» Recorded data:
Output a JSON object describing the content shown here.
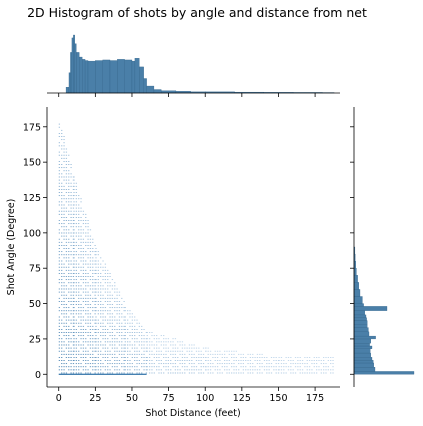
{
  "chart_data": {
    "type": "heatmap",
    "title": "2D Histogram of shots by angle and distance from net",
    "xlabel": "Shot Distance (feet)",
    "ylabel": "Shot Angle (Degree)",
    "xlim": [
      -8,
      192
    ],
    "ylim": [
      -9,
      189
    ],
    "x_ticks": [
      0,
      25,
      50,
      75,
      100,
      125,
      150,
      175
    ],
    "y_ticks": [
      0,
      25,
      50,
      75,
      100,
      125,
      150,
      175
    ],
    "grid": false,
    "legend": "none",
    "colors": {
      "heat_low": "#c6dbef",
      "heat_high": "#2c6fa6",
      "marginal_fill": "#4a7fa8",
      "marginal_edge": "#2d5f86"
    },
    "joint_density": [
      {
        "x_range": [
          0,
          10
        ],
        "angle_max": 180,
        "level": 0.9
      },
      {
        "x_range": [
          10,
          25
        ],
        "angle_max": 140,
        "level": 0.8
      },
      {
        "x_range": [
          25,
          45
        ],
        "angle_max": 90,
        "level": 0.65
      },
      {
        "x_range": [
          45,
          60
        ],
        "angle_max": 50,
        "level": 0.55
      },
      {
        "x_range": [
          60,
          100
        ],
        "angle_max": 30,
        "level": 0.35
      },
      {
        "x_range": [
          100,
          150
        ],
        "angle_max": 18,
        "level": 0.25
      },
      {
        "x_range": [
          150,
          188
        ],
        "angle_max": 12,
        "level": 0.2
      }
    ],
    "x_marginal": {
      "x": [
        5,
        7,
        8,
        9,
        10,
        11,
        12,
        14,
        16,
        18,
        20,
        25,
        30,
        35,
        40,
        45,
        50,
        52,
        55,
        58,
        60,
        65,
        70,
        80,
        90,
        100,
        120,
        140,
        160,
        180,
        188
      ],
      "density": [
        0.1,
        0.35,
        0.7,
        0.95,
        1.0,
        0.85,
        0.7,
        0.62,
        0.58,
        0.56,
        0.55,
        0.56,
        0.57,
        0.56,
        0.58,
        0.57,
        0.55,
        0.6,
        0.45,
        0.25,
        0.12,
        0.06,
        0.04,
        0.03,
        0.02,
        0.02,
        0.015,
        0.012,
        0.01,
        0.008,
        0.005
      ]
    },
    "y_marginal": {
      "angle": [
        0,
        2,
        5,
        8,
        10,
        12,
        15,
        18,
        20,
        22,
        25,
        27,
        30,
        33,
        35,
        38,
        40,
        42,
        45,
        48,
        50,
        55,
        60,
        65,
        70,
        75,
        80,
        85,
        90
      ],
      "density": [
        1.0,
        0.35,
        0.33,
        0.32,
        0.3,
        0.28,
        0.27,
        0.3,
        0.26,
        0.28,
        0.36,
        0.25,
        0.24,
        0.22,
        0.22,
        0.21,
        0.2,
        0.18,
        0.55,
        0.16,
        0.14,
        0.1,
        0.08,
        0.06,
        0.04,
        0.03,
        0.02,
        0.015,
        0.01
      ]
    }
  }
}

---

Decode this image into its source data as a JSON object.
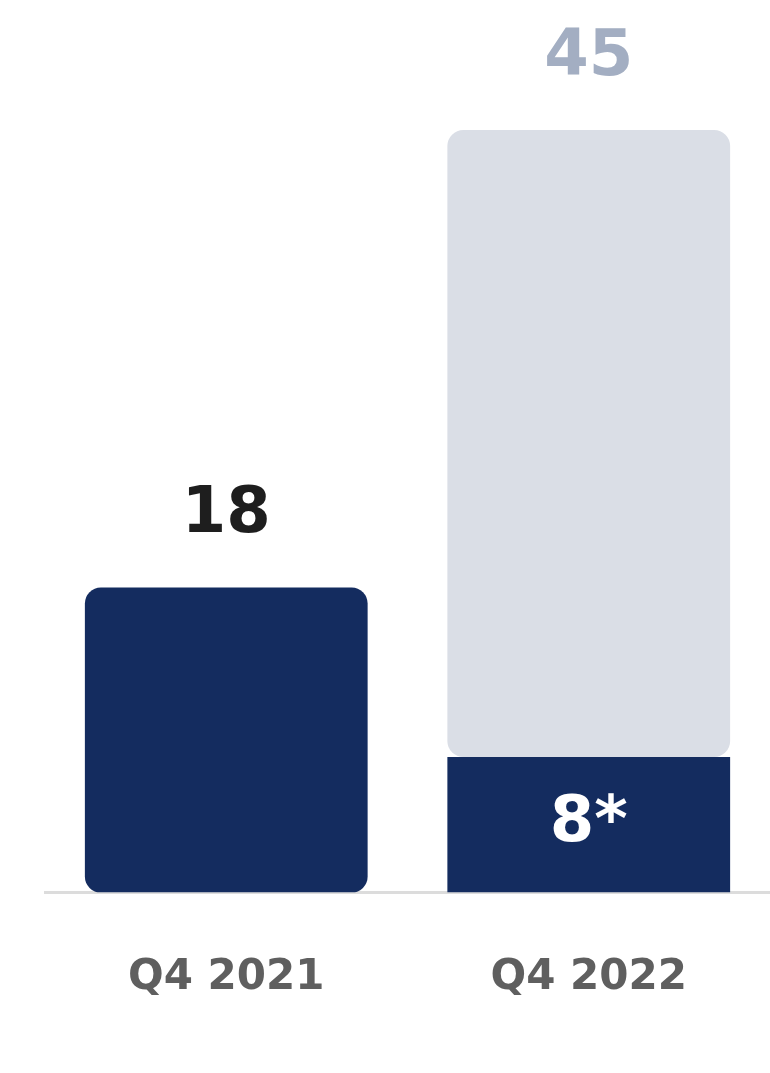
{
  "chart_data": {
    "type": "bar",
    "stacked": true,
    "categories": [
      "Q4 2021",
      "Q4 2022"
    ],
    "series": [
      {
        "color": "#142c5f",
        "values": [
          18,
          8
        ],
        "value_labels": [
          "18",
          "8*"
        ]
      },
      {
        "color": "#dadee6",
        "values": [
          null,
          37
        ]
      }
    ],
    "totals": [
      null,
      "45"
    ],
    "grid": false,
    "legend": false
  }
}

» Task details:
For this exercise, gather every line of the data that contains the word "object".

» The result:
Output a JSON object describing the content shown here.
Decode this image into its source data as a JSON object.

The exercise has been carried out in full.